DIRECTIONS = Reproduce the entries word for word, and omit any picture you find in them.

(Figure content listings)

§ §

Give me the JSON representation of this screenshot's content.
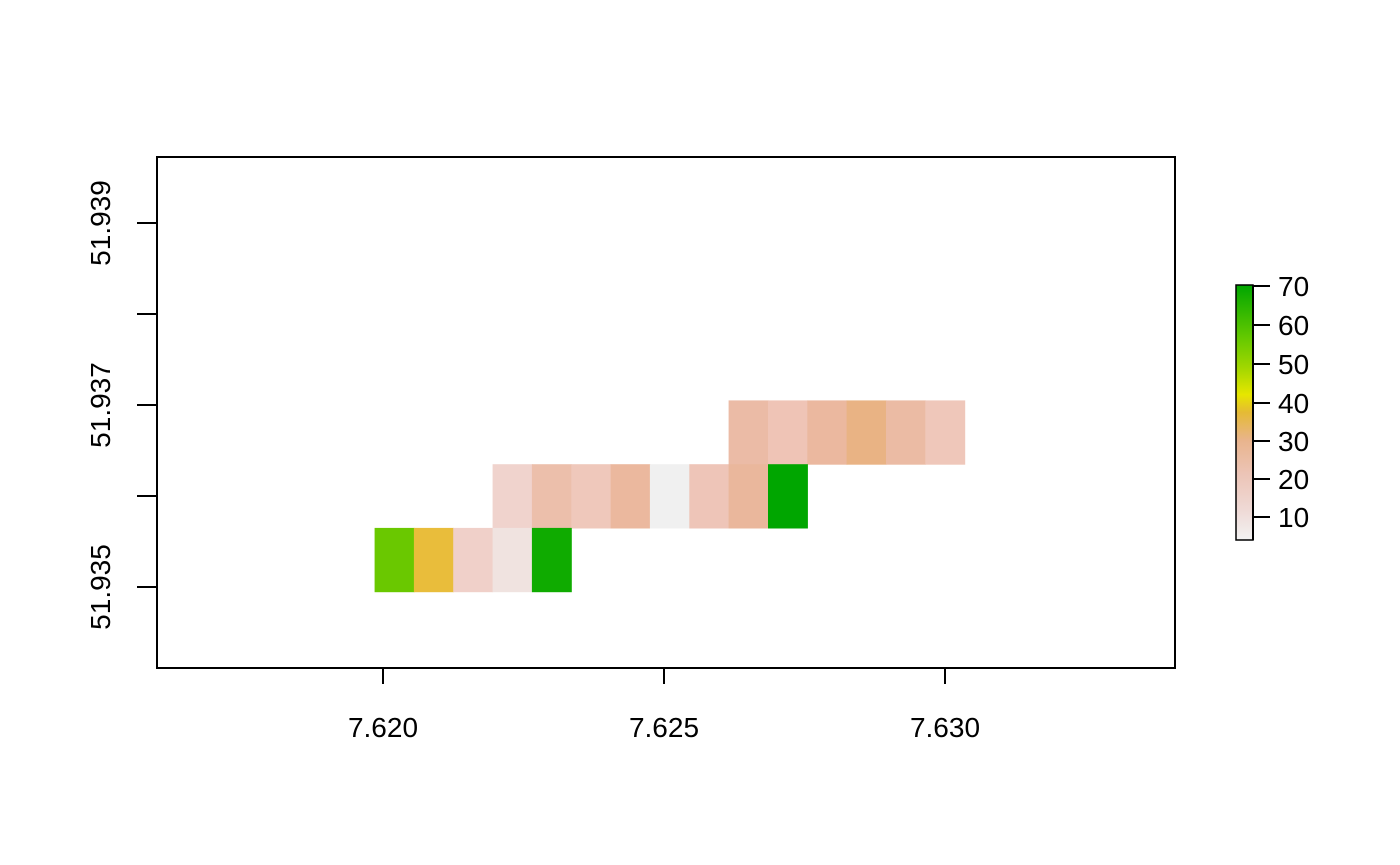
{
  "chart_data": {
    "type": "heatmap",
    "x_ticks": [
      "7.620",
      "7.625",
      "7.630"
    ],
    "y_ticks": [
      "51.935",
      "51.937",
      "51.939"
    ],
    "colorbar_ticks": [
      "10",
      "20",
      "30",
      "40",
      "50",
      "60",
      "70"
    ],
    "xlim": [
      7.616,
      7.634
    ],
    "ylim": [
      51.934,
      51.9398
    ],
    "colorbar_range": [
      2,
      70
    ],
    "cell_width": 0.0007,
    "cell_height": 0.0007,
    "grid": false,
    "legend": "right",
    "palette": [
      "#f2f2f2",
      "#ecc8bf",
      "#e9b48d",
      "#e5ba35",
      "#e6e600",
      "#61c800",
      "#00a600"
    ],
    "rows": [
      {
        "y": 51.9367,
        "x": [
          7.6265,
          7.6272,
          7.6279,
          7.6286,
          7.6293,
          7.63
        ],
        "values": [
          15,
          11,
          16,
          21,
          14,
          9
        ]
      },
      {
        "y": 51.936,
        "x": [
          7.6223,
          7.623,
          7.6237,
          7.6244,
          7.6251,
          7.6258,
          7.6265,
          7.6272
        ],
        "values": [
          7,
          14,
          10,
          16,
          2,
          11,
          16,
          70
        ]
      },
      {
        "y": 51.9353,
        "x": [
          7.6202,
          7.6209,
          7.6216,
          7.6223,
          7.623
        ],
        "values": [
          53,
          31,
          8,
          5,
          67
        ]
      }
    ],
    "cell_colors": [
      [
        "#ebbba6",
        "#efc4b6",
        "#ebb89f",
        "#e9b384",
        "#ebbba4",
        "#efc7ba"
      ],
      [
        "#f0d3cd",
        "#ecbfab",
        "#efc8bb",
        "#ebb89e",
        "#f0f0f0",
        "#eec5b8",
        "#eab79c",
        "#00a600"
      ],
      [
        "#6ac800",
        "#e9bd3b",
        "#f0d0c9",
        "#f0e3e0",
        "#0fab00"
      ]
    ]
  }
}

§ §

WORKED SOLUTION =
Give me the JSON representation of this screenshot's content.
{
  "chart_data": {
    "type": "heatmap",
    "x_ticks": [
      "7.620",
      "7.625",
      "7.630"
    ],
    "y_ticks": [
      "51.935",
      "51.937",
      "51.939"
    ],
    "colorbar_ticks": [
      "10",
      "20",
      "30",
      "40",
      "50",
      "60",
      "70"
    ],
    "xlim": [
      7.616,
      7.634
    ],
    "ylim": [
      51.934,
      51.9398
    ],
    "colorbar_range": [
      2,
      70
    ],
    "cell_width": 0.0007,
    "cell_height": 0.0007,
    "grid": false,
    "legend": "right",
    "palette": [
      "#f2f2f2",
      "#ecc8bf",
      "#e9b48d",
      "#e5ba35",
      "#e6e600",
      "#61c800",
      "#00a600"
    ],
    "rows": [
      {
        "y": 51.9367,
        "x": [
          7.6265,
          7.6272,
          7.6279,
          7.6286,
          7.6293,
          7.63
        ],
        "values": [
          15,
          11,
          16,
          21,
          14,
          9
        ]
      },
      {
        "y": 51.936,
        "x": [
          7.6223,
          7.623,
          7.6237,
          7.6244,
          7.6251,
          7.6258,
          7.6265,
          7.6272
        ],
        "values": [
          7,
          14,
          10,
          16,
          2,
          11,
          16,
          70
        ]
      },
      {
        "y": 51.9353,
        "x": [
          7.6202,
          7.6209,
          7.6216,
          7.6223,
          7.623
        ],
        "values": [
          53,
          31,
          8,
          5,
          67
        ]
      }
    ],
    "cell_colors": [
      [
        "#ebbba6",
        "#efc4b6",
        "#ebb89f",
        "#e9b384",
        "#ebbba4",
        "#efc7ba"
      ],
      [
        "#f0d3cd",
        "#ecbfab",
        "#efc8bb",
        "#ebb89e",
        "#f0f0f0",
        "#eec5b8",
        "#eab79c",
        "#00a600"
      ],
      [
        "#6ac800",
        "#e9bd3b",
        "#f0d0c9",
        "#f0e3e0",
        "#0fab00"
      ]
    ]
  }
}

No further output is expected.